Data entries for graphics
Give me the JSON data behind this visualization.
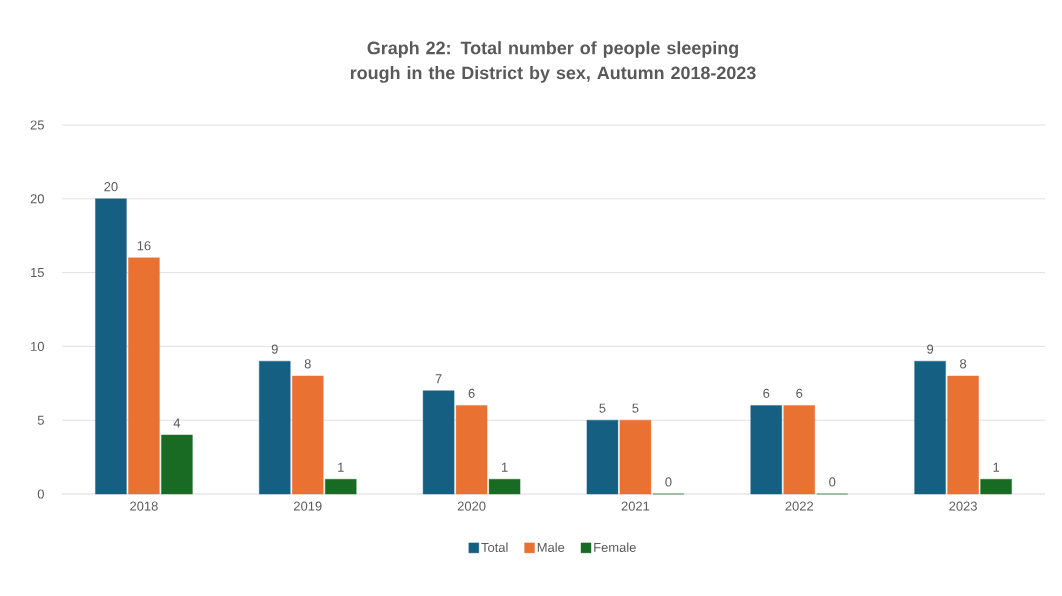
{
  "chart_data": {
    "type": "bar",
    "title": "Graph 22: Total number of people sleeping rough in the District by sex, Autumn 2018-2023",
    "categories": [
      "2018",
      "2019",
      "2020",
      "2021",
      "2022",
      "2023"
    ],
    "series": [
      {
        "name": "Total",
        "color": "#156082",
        "values": [
          20,
          9,
          7,
          5,
          6,
          9
        ]
      },
      {
        "name": "Male",
        "color": "#e97132",
        "values": [
          16,
          8,
          6,
          5,
          6,
          8
        ]
      },
      {
        "name": "Female",
        "color": "#196b24",
        "values": [
          4,
          1,
          1,
          0,
          0,
          1
        ]
      }
    ],
    "ylim": [
      0,
      25
    ],
    "yticks": [
      0,
      5,
      10,
      15,
      20,
      25
    ],
    "grid": "y",
    "legend": "bottom",
    "data_labels": true
  }
}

▶ **TASK TO CARRY OUT**
Go through the records and pull out each line that includes the word "color".

▶ **RESPONSE**
        "color": "#156082",
        "color": "#e97132",
        "color": "#196b24",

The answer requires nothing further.